**What the task asks:** Print each line of the records below verbatim, keeping every character in place.

─── Provided data

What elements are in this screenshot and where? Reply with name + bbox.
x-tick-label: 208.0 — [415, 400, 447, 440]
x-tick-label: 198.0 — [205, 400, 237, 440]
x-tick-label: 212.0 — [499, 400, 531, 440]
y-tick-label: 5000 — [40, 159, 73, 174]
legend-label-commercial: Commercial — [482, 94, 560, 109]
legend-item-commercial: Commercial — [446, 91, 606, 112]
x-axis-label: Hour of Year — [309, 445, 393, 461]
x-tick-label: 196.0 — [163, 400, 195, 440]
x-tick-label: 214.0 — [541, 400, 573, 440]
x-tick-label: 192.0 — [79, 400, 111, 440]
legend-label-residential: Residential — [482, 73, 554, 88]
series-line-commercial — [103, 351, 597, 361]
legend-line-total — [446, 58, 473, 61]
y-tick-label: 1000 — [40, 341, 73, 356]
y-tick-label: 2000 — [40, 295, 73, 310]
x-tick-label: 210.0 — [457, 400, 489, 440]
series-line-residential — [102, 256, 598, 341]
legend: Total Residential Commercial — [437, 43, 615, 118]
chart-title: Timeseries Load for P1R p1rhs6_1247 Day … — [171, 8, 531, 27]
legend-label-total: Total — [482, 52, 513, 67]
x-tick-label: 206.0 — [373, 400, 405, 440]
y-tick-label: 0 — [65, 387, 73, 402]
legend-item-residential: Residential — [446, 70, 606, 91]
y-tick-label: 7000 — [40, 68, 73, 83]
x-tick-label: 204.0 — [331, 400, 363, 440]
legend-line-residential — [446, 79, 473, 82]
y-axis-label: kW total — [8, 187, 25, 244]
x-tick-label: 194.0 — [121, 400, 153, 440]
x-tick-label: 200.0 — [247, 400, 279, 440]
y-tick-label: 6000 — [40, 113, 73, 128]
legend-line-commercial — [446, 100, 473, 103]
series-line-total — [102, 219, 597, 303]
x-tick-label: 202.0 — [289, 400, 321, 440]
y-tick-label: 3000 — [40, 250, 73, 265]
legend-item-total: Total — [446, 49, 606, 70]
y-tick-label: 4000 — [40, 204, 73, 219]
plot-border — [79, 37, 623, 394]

──────

**Output for this task:**
What elements are in this screenshot and where? Reply with name + bbox.
x-tick-label: 208.0 — [415, 400, 447, 440]
x-tick-label: 198.0 — [205, 400, 237, 440]
x-tick-label: 212.0 — [499, 400, 531, 440]
y-tick-label: 5000 — [40, 159, 73, 174]
legend-label-commercial: Commercial — [482, 94, 560, 109]
legend-item-commercial: Commercial — [446, 91, 606, 112]
x-axis-label: Hour of Year — [309, 445, 393, 461]
x-tick-label: 196.0 — [163, 400, 195, 440]
x-tick-label: 214.0 — [541, 400, 573, 440]
x-tick-label: 192.0 — [79, 400, 111, 440]
legend-label-residential: Residential — [482, 73, 554, 88]
series-line-commercial — [103, 351, 597, 361]
legend-line-total — [446, 58, 473, 61]
y-tick-label: 1000 — [40, 341, 73, 356]
y-tick-label: 2000 — [40, 295, 73, 310]
x-tick-label: 210.0 — [457, 400, 489, 440]
series-line-residential — [102, 256, 598, 341]
legend: Total Residential Commercial — [437, 43, 615, 118]
chart-title: Timeseries Load for P1R p1rhs6_1247 Day … — [171, 8, 531, 27]
legend-label-total: Total — [482, 52, 513, 67]
x-tick-label: 206.0 — [373, 400, 405, 440]
y-tick-label: 0 — [65, 387, 73, 402]
legend-item-residential: Residential — [446, 70, 606, 91]
y-tick-label: 7000 — [40, 68, 73, 83]
x-tick-label: 204.0 — [331, 400, 363, 440]
legend-line-residential — [446, 79, 473, 82]
y-axis-label: kW total — [8, 187, 25, 244]
x-tick-label: 194.0 — [121, 400, 153, 440]
x-tick-label: 200.0 — [247, 400, 279, 440]
y-tick-label: 6000 — [40, 113, 73, 128]
legend-line-commercial — [446, 100, 473, 103]
series-line-total — [102, 219, 597, 303]
x-tick-label: 202.0 — [289, 400, 321, 440]
y-tick-label: 3000 — [40, 250, 73, 265]
legend-item-total: Total — [446, 49, 606, 70]
y-tick-label: 4000 — [40, 204, 73, 219]
plot-border — [79, 37, 623, 394]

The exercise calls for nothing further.